WHAT YOU WILL DO | Each entry must be restated word for word, with nothing omitted.

──────── RECORDS SHOWN

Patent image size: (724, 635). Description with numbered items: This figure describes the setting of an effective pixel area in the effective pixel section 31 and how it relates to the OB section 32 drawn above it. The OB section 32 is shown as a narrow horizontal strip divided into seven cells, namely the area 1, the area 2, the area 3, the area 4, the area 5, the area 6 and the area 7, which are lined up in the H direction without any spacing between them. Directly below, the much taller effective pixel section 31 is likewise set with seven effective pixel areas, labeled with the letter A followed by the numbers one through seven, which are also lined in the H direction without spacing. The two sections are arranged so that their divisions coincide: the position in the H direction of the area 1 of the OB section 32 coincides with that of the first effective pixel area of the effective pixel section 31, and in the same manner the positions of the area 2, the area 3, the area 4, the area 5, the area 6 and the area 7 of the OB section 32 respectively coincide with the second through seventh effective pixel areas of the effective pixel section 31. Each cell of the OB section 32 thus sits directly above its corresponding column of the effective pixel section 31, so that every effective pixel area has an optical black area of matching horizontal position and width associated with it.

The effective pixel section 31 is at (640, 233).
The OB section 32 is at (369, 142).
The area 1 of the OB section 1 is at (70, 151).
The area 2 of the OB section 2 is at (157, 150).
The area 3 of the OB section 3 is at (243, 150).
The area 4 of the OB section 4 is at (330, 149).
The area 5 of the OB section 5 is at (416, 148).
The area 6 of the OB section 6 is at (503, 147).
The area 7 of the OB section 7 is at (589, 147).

────────────────

ANSWER AREA |
Patent image size: (724, 635). Description with numbered items: This figure describes the setting of an effective pixel area in the effective pixel section 31 and how it relates to the OB section 32 drawn above it. The OB section 32 is shown as a narrow horizontal strip divided into seven cells, namely the area 1, the area 2, the area 3, the area 4, the area 5, the area 6 and the area 7, which are lined up in the H direction without any spacing between them. Directly below, the much taller effective pixel section 31 is likewise set with seven effective pixel areas, labeled with the letter A followed by the numbers one through seven, which are also lined in the H direction without spacing. The two sections are arranged so that their divisions coincide: the position in the H direction of the area 1 of the OB section 32 coincides with that of the first effective pixel area of the effective pixel section 31, and in the same manner the positions of the area 2, the area 3, the area 4, the area 5, the area 6 and the area 7 of the OB section 32 respectively coincide with the second through seventh effective pixel areas of the effective pixel section 31. Each cell of the OB section 32 thus sits directly above its corresponding column of the effective pixel section 31, so that every effective pixel area has an optical black area of matching horizontal position and width associated with it.

The effective pixel section 31 is at (640, 233).
The OB section 32 is at (369, 142).
The area 1 of the OB section 1 is at (70, 151).
The area 2 of the OB section 2 is at (157, 150).
The area 3 of the OB section 3 is at (243, 150).
The area 4 of the OB section 4 is at (330, 149).
The area 5 of the OB section 5 is at (416, 148).
The area 6 of the OB section 6 is at (503, 147).
The area 7 of the OB section 7 is at (589, 147).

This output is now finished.